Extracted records
::::::::
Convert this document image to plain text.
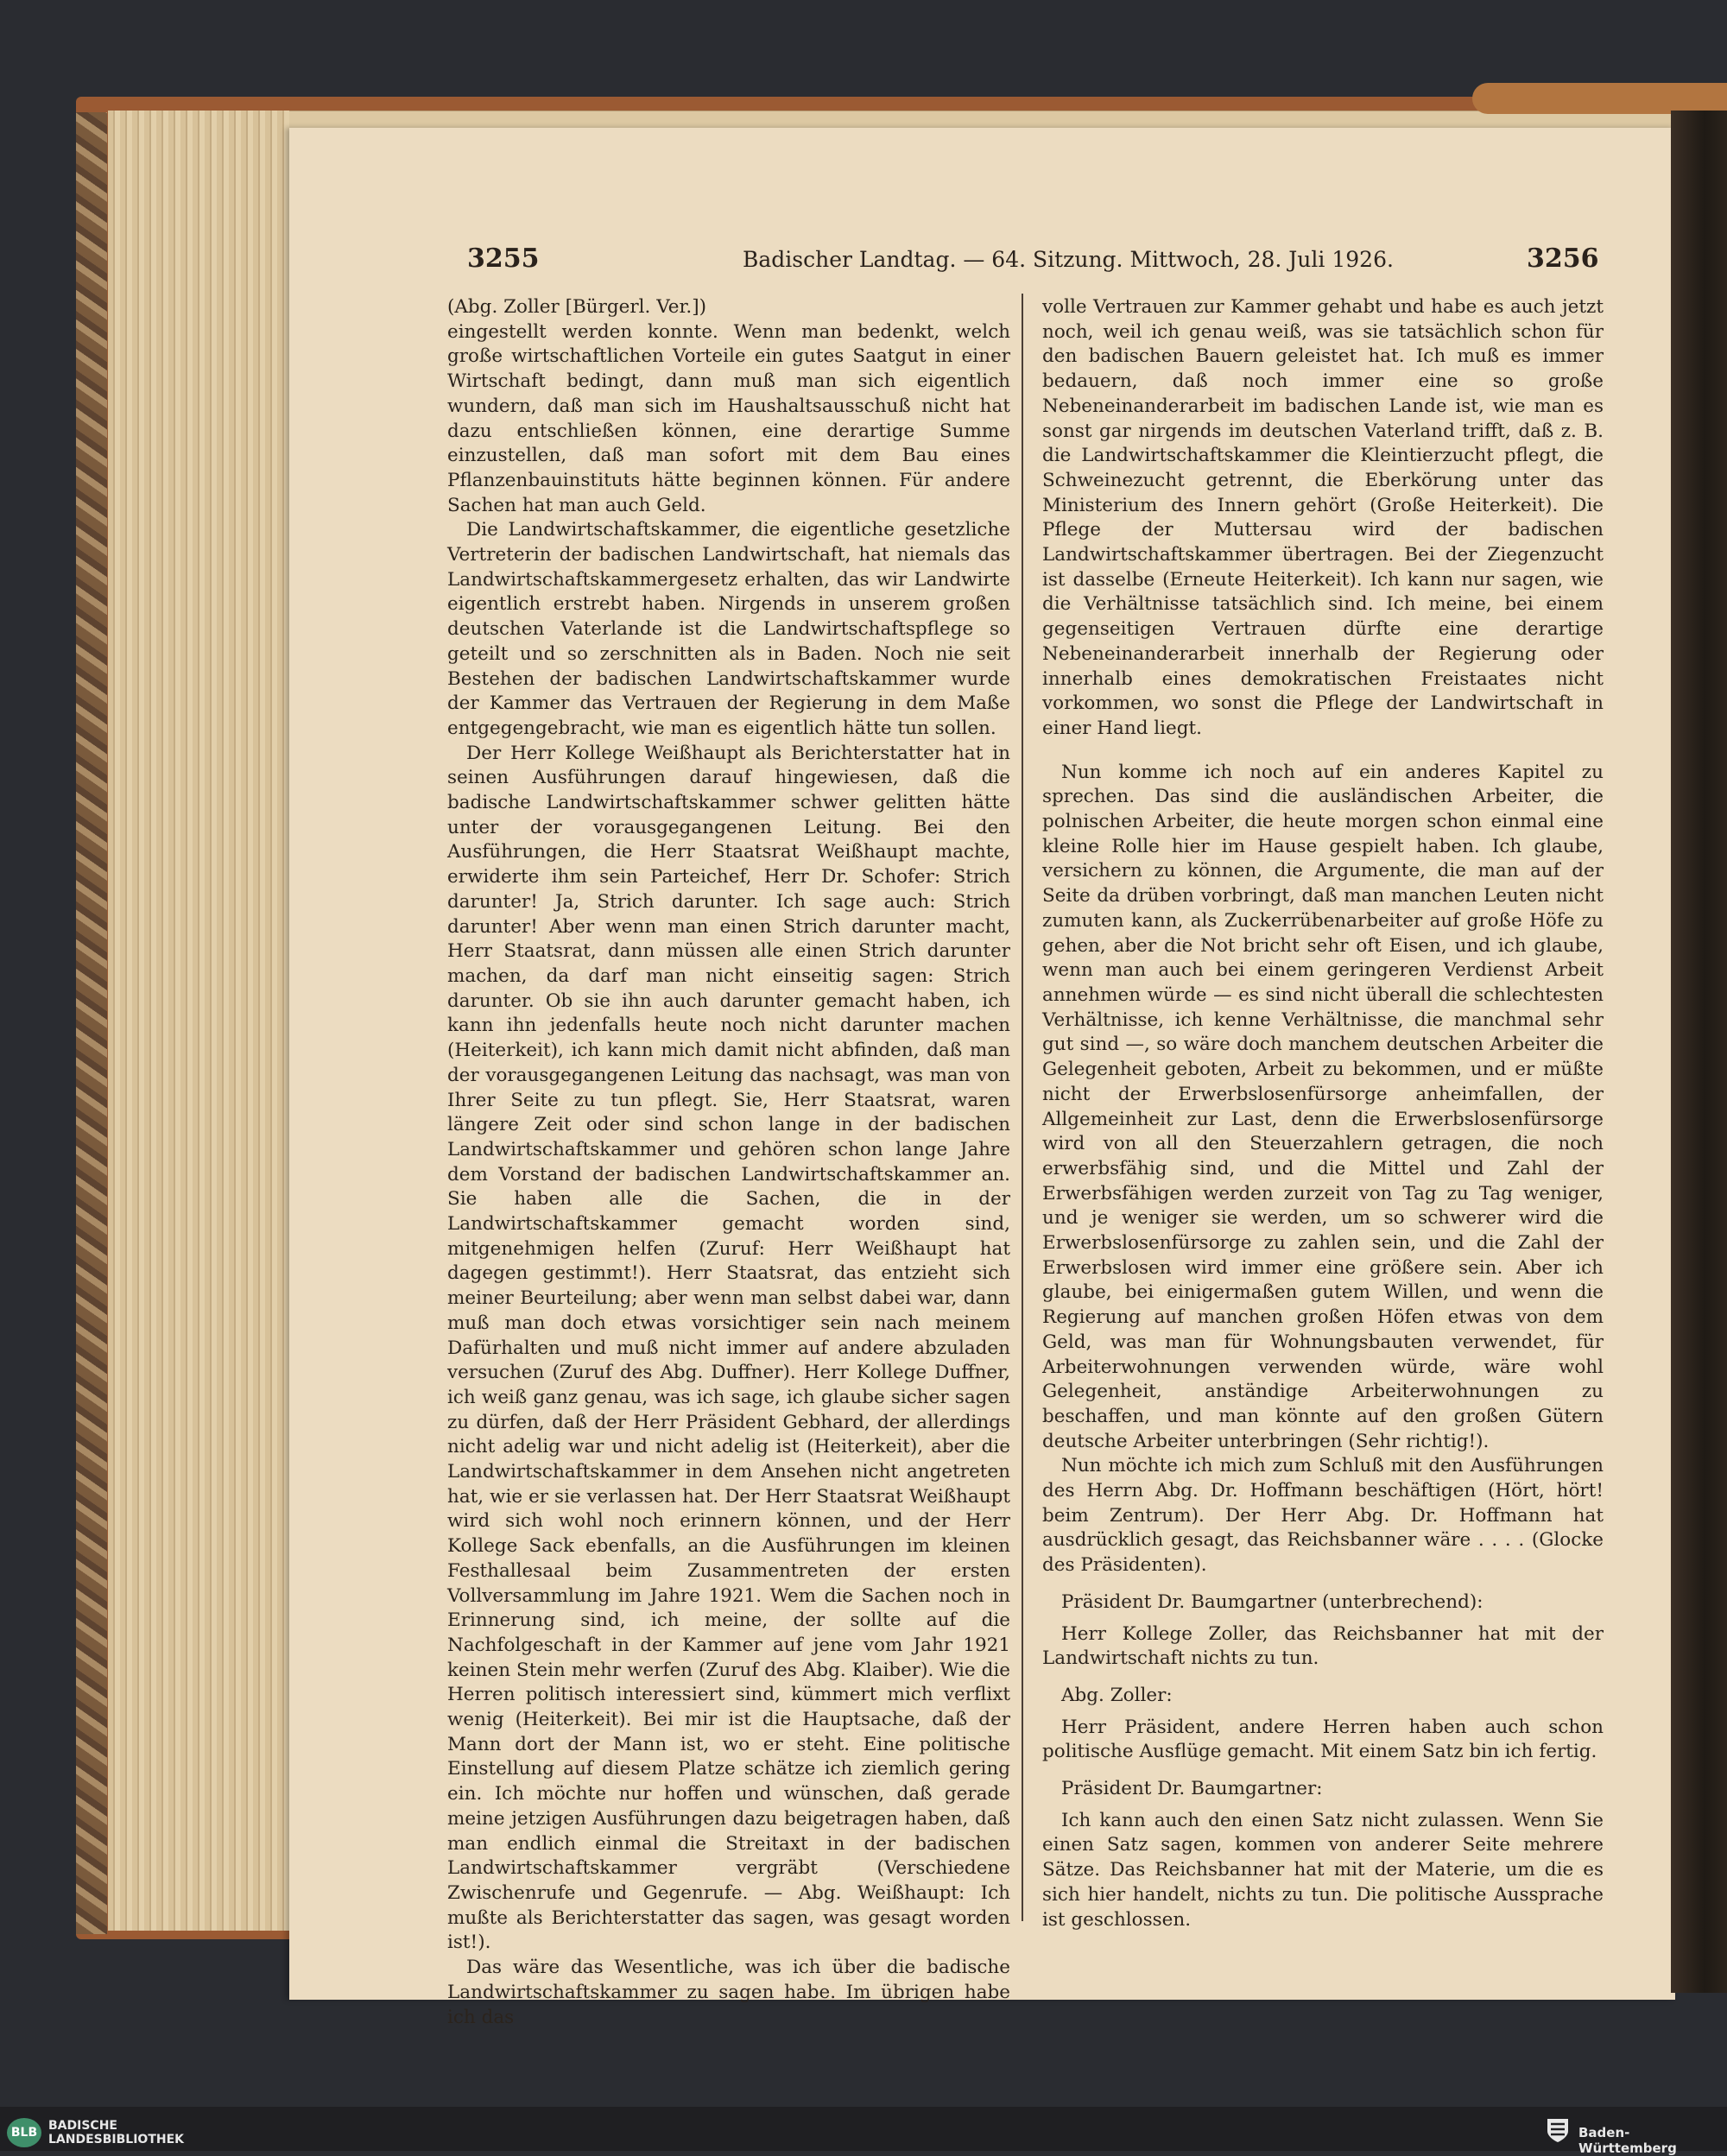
3255	Badischer Landtag. — 64. Sitzung. Mittwoch, 28. Juli 1926.	3256

(Abg. Zoller [Bürgerl. Ver.])

eingestellt werden konnte. Wenn man bedenkt, welch große wirtschaftlichen Vorteile ein gutes Saatgut in einer Wirtschaft bedingt, dann muß man sich eigentlich wundern, daß man sich im Haushaltsausschuß nicht hat dazu entschließen können, eine derartige Summe einzustellen, daß man sofort mit dem Bau eines Pflanzenbauinstituts hätte beginnen können. Für andere Sachen hat man auch Geld.

Die Landwirtschaftskammer, die eigentliche gesetzliche Vertreterin der badischen Landwirtschaft, hat niemals das Landwirtschaftskammergesetz erhalten, das wir Landwirte eigentlich erstrebt haben. Nirgends in unserem großen deutschen Vaterlande ist die Landwirtschaftspflege so geteilt und so zerschnitten als in Baden. Noch nie seit Bestehen der badischen Landwirtschaftskammer wurde der Kammer das Vertrauen der Regierung in dem Maße entgegengebracht, wie man es eigentlich hätte tun sollen.

Der Herr Kollege Weißhaupt als Berichterstatter hat in seinen Ausführungen darauf hingewiesen, daß die badische Landwirtschaftskammer schwer gelitten hätte unter der vorausgegangenen Leitung. Bei den Ausführungen, die Herr Staatsrat Weißhaupt machte, erwiderte ihm sein Parteichef, Herr Dr. Schofer: Strich darunter! Ja, Strich darunter. Ich sage auch: Strich darunter! Aber wenn man einen Strich darunter macht, Herr Staatsrat, dann müssen alle einen Strich darunter machen, da darf man nicht einseitig sagen: Strich darunter. Ob sie ihn auch darunter gemacht haben, ich kann ihn jedenfalls heute noch nicht darunter machen (Heiterkeit), ich kann mich damit nicht abfinden, daß man der vorausgegangenen Leitung das nachsagt, was man von Ihrer Seite zu tun pflegt. Sie, Herr Staatsrat, waren längere Zeit oder sind schon lange in der badischen Landwirtschaftskammer und gehören schon lange Jahre dem Vorstand der badischen Landwirtschaftskammer an. Sie haben alle die Sachen, die in der Landwirtschaftskammer gemacht worden sind, mitgenehmigen helfen (Zuruf: Herr Weißhaupt hat dagegen gestimmt!). Herr Staatsrat, das entzieht sich meiner Beurteilung; aber wenn man selbst dabei war, dann muß man doch etwas vorsichtiger sein nach meinem Dafürhalten und muß nicht immer auf andere abzuladen versuchen (Zuruf des Abg. Duffner). Herr Kollege Duffner, ich weiß ganz genau, was ich sage, ich glaube sicher sagen zu dürfen, daß der Herr Präsident Gebhard, der allerdings nicht adelig war und nicht adelig ist (Heiterkeit), aber die Landwirtschaftskammer in dem Ansehen nicht angetreten hat, wie er sie verlassen hat. Der Herr Staatsrat Weißhaupt wird sich wohl noch erinnern können, und der Herr Kollege Sack ebenfalls, an die Ausführungen im kleinen Festhallesaal beim Zusammentreten der ersten Vollversammlung im Jahre 1921. Wem die Sachen noch in Erinnerung sind, ich meine, der sollte auf die Nachfolgeschaft in der Kammer auf jene vom Jahr 1921 keinen Stein mehr werfen (Zuruf des Abg. Klaiber). Wie die Herren politisch interessiert sind, kümmert mich verflixt wenig (Heiterkeit). Bei mir ist die Hauptsache, daß der Mann dort der Mann ist, wo er steht. Eine politische Einstellung auf diesem Platze schätze ich ziemlich gering ein. Ich möchte nur hoffen und wünschen, daß gerade meine jetzigen Ausführungen dazu beigetragen haben, daß man endlich einmal die Streitaxt in der badischen Landwirtschaftskammer vergräbt (Verschiedene Zwischenrufe und Gegenrufe. — Abg. Weißhaupt: Ich mußte als Berichterstatter das sagen, was gesagt worden ist!).

Das wäre das Wesentliche, was ich über die badische Landwirtschaftskammer zu sagen habe. Im übrigen habe ich das

volle Vertrauen zur Kammer gehabt und habe es auch jetzt noch, weil ich genau weiß, was sie tatsächlich schon für den badischen Bauern geleistet hat. Ich muß es immer bedauern, daß noch immer eine so große Nebeneinanderarbeit im badischen Lande ist, wie man es sonst gar nirgends im deutschen Vaterland trifft, daß z. B. die Landwirtschaftskammer die Kleintierzucht pflegt, die Schweinezucht getrennt, die Eberkörung unter das Ministerium des Innern gehört (Große Heiterkeit). Die Pflege der Muttersau wird der badischen Landwirtschaftskammer übertragen. Bei der Ziegenzucht ist dasselbe (Erneute Heiterkeit). Ich kann nur sagen, wie die Verhältnisse tatsächlich sind. Ich meine, bei einem gegenseitigen Vertrauen dürfte eine derartige Nebeneinanderarbeit innerhalb der Regierung oder innerhalb eines demokratischen Freistaates nicht vorkommen, wo sonst die Pflege der Landwirtschaft in einer Hand liegt.

Nun komme ich noch auf ein anderes Kapitel zu sprechen. Das sind die ausländischen Arbeiter, die polnischen Arbeiter, die heute morgen schon einmal eine kleine Rolle hier im Hause gespielt haben. Ich glaube, versichern zu können, die Argumente, die man auf der Seite da drüben vorbringt, daß man manchen Leuten nicht zumuten kann, als Zuckerrübenarbeiter auf große Höfe zu gehen, aber die Not bricht sehr oft Eisen, und ich glaube, wenn man auch bei einem geringeren Verdienst Arbeit annehmen würde — es sind nicht überall die schlechtesten Verhältnisse, ich kenne Verhältnisse, die manchmal sehr gut sind —, so wäre doch manchem deutschen Arbeiter die Gelegenheit geboten, Arbeit zu bekommen, und er müßte nicht der Erwerbslosenfürsorge anheimfallen, der Allgemeinheit zur Last, denn die Erwerbslosenfürsorge wird von all den Steuerzahlern getragen, die noch erwerbsfähig sind, und die Mittel und Zahl der Erwerbsfähigen werden zurzeit von Tag zu Tag weniger, und je weniger sie werden, um so schwerer wird die Erwerbslosenfürsorge zu zahlen sein, und die Zahl der Erwerbslosen wird immer eine größere sein. Aber ich glaube, bei einigermaßen gutem Willen, und wenn die Regierung auf manchen großen Höfen etwas von dem Geld, was man für Wohnungsbauten verwendet, für Arbeiterwohnungen verwenden würde, wäre wohl Gelegenheit, anständige Arbeiterwohnungen zu beschaffen, und man könnte auf den großen Gütern deutsche Arbeiter unterbringen (Sehr richtig!).

Nun möchte ich mich zum Schluß mit den Ausführungen des Herrn Abg. Dr. Hoffmann beschäftigen (Hört, hört! beim Zentrum). Der Herr Abg. Dr. Hoffmann hat ausdrücklich gesagt, das Reichsbanner wäre . . . . (Glocke des Präsidenten).

Präsident Dr. Baumgartner (unterbrechend):

Herr Kollege Zoller, das Reichsbanner hat mit der Landwirtschaft nichts zu tun.

Abg. Zoller:

Herr Präsident, andere Herren haben auch schon politische Ausflüge gemacht. Mit einem Satz bin ich fertig.

Präsident Dr. Baumgartner:

Ich kann auch den einen Satz nicht zulassen. Wenn Sie einen Satz sagen, kommen von anderer Seite mehrere Sätze. Das Reichsbanner hat mit der Materie, um die es sich hier handelt, nichts zu tun. Die politische Aussprache ist geschlossen.

BLB BADISCHE
LANDESBIBLIOTHEK	Baden-Württemberg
::::::::
> _AIM OF THE TASK_
Within the data above, pick out all lines holding the word "eigentlich".

> _SOLUTION FOR THIS EXERCISE_
eingestellt werden konnte. Wenn man bedenkt, welch große wirtschaftlichen Vorteile ein gutes Saatgut in einer Wirtschaft bedingt, dann muß man sich eigentlich wundern, daß man sich im Haushaltsausschuß nicht hat dazu entschließen können, eine derartige Summe einzustellen, daß man sofort mit dem Bau eines Pflanzenbauinstituts hätte beginnen können. Für andere Sachen hat man auch Geld.
Die Landwirtschaftskammer, die eigentliche gesetzliche Vertreterin der badischen Landwirtschaft, hat niemals das Landwirtschaftskammergesetz erhalten, das wir Landwirte eigentlich erstrebt haben. Nirgends in unserem großen deutschen Vaterlande ist die Landwirtschaftspflege so geteilt und so zerschnitten als in Baden. Noch nie seit Bestehen der badischen Landwirtschaftskammer wurde der Kammer das Vertrauen der Regierung in dem Maße entgegengebracht, wie man es eigentlich hätte tun sollen.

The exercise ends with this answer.